WHAT NEEDS TO BE DONE:
Give the number of lines below that contain "установленных", with no other output.

Extracted records
========================================
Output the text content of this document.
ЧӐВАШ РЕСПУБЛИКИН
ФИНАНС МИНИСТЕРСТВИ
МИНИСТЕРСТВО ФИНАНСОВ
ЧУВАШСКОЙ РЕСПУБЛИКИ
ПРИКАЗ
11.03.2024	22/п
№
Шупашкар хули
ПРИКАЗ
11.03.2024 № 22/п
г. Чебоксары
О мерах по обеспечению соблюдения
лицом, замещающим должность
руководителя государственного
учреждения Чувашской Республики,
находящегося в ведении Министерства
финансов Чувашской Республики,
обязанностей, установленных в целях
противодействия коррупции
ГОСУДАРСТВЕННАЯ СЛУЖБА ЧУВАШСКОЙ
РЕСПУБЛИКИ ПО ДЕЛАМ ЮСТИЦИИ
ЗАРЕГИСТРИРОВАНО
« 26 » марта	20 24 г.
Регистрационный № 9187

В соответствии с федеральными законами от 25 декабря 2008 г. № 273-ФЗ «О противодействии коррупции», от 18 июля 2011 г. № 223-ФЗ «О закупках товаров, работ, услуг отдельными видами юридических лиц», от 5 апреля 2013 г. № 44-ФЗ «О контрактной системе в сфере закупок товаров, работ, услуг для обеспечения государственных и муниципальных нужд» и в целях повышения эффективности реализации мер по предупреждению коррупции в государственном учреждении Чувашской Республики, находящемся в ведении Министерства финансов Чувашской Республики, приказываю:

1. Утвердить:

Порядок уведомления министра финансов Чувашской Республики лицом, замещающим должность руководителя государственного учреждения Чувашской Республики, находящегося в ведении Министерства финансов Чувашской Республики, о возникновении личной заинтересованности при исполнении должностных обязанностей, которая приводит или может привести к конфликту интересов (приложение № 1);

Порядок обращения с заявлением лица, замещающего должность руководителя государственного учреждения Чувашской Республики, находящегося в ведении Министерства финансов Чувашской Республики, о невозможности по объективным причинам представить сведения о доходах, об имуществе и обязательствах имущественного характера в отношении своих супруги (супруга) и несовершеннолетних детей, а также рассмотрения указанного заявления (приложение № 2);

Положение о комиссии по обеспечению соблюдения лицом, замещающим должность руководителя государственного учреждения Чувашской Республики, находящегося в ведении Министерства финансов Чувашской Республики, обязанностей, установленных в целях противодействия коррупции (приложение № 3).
========================================
RESPONSE TO THIS EXERCISE:
2